Filter the listing below, copying every line in which the word "cadavere" appears.

Collected data
-- Begin --

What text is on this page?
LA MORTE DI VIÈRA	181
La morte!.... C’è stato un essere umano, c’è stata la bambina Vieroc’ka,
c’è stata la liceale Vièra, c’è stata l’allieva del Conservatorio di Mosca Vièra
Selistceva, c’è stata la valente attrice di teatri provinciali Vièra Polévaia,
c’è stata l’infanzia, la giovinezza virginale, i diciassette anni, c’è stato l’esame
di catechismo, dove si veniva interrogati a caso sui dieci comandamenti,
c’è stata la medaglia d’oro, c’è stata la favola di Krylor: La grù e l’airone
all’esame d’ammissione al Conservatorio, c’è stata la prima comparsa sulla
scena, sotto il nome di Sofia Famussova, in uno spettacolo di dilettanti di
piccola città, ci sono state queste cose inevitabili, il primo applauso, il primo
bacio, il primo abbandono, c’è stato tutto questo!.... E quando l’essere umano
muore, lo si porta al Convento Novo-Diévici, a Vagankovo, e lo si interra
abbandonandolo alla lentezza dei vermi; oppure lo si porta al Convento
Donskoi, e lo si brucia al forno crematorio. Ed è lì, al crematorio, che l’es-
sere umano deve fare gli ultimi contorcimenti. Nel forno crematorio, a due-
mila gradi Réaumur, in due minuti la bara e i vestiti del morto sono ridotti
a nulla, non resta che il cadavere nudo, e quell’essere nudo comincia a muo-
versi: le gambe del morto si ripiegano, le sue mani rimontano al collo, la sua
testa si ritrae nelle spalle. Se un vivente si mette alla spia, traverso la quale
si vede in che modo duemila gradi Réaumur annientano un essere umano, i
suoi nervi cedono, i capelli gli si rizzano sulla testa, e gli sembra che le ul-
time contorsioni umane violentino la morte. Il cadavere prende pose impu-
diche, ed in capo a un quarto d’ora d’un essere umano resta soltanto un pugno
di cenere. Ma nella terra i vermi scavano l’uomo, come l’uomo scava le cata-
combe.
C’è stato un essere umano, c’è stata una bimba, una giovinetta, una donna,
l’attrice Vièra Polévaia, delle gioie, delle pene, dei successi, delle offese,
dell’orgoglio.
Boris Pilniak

-- End --

▶ RESPONSE BELOW
a nulla, non resta che il cadavere nudo, e quell’essere nudo comincia a muo-
time contorsioni umane violentino la morte. Il cadavere prende pose impu-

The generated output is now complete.